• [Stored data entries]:
— BEGIN —

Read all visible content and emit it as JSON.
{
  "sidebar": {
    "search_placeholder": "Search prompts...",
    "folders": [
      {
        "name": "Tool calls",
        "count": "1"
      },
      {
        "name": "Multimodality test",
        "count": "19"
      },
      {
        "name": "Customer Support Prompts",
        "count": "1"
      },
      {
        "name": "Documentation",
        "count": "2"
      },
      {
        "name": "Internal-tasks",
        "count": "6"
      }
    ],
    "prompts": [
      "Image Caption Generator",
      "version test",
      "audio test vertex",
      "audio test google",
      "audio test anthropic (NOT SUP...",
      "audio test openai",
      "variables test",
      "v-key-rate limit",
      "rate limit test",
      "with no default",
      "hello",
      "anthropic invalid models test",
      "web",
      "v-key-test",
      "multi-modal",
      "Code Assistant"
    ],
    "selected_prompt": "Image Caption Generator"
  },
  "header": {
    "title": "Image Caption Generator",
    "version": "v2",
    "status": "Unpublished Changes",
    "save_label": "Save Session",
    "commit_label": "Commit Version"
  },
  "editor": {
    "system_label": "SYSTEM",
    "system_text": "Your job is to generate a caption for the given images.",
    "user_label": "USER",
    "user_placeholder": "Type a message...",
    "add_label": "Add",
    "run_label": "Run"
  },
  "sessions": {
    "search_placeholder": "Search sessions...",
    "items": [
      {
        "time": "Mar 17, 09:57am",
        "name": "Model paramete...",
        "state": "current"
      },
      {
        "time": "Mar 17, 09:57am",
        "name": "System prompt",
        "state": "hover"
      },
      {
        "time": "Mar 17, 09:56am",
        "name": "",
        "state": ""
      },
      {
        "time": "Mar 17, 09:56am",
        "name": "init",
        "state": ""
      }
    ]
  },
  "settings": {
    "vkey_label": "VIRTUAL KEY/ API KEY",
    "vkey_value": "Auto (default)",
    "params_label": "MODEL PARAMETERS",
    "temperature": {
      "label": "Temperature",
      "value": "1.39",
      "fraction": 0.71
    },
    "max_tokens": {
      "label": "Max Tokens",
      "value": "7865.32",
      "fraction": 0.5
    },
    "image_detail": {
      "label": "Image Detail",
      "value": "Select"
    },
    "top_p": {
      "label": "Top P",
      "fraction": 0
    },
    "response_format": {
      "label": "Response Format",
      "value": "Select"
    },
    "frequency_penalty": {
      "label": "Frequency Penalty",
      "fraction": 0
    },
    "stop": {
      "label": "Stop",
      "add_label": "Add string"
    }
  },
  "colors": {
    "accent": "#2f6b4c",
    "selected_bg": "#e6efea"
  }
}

— END —

• [What you should do]: Please repeat the listing above in full and exactly.

• [Full response]:
Read all visible content and emit it as JSON.
{
  "sidebar": {
    "search_placeholder": "Search prompts...",
    "folders": [
      {
        "name": "Tool calls",
        "count": "1"
      },
      {
        "name": "Multimodality test",
        "count": "19"
      },
      {
        "name": "Customer Support Prompts",
        "count": "1"
      },
      {
        "name": "Documentation",
        "count": "2"
      },
      {
        "name": "Internal-tasks",
        "count": "6"
      }
    ],
    "prompts": [
      "Image Caption Generator",
      "version test",
      "audio test vertex",
      "audio test google",
      "audio test anthropic (NOT SUP...",
      "audio test openai",
      "variables test",
      "v-key-rate limit",
      "rate limit test",
      "with no default",
      "hello",
      "anthropic invalid models test",
      "web",
      "v-key-test",
      "multi-modal",
      "Code Assistant"
    ],
    "selected_prompt": "Image Caption Generator"
  },
  "header": {
    "title": "Image Caption Generator",
    "version": "v2",
    "status": "Unpublished Changes",
    "save_label": "Save Session",
    "commit_label": "Commit Version"
  },
  "editor": {
    "system_label": "SYSTEM",
    "system_text": "Your job is to generate a caption for the given images.",
    "user_label": "USER",
    "user_placeholder": "Type a message...",
    "add_label": "Add",
    "run_label": "Run"
  },
  "sessions": {
    "search_placeholder": "Search sessions...",
    "items": [
      {
        "time": "Mar 17, 09:57am",
        "name": "Model paramete...",
        "state": "current"
      },
      {
        "time": "Mar 17, 09:57am",
        "name": "System prompt",
        "state": "hover"
      },
      {
        "time": "Mar 17, 09:56am",
        "name": "",
        "state": ""
      },
      {
        "time": "Mar 17, 09:56am",
        "name": "init",
        "state": ""
      }
    ]
  },
  "settings": {
    "vkey_label": "VIRTUAL KEY/ API KEY",
    "vkey_value": "Auto (default)",
    "params_label": "MODEL PARAMETERS",
    "temperature": {
      "label": "Temperature",
      "value": "1.39",
      "fraction": 0.71
    },
    "max_tokens": {
      "label": "Max Tokens",
      "value": "7865.32",
      "fraction": 0.5
    },
    "image_detail": {
      "label": "Image Detail",
      "value": "Select"
    },
    "top_p": {
      "label": "Top P",
      "fraction": 0
    },
    "response_format": {
      "label": "Response Format",
      "value": "Select"
    },
    "frequency_penalty": {
      "label": "Frequency Penalty",
      "fraction": 0
    },
    "stop": {
      "label": "Stop",
      "add_label": "Add string"
    }
  },
  "colors": {
    "accent": "#2f6b4c",
    "selected_bg": "#e6efea"
  }
}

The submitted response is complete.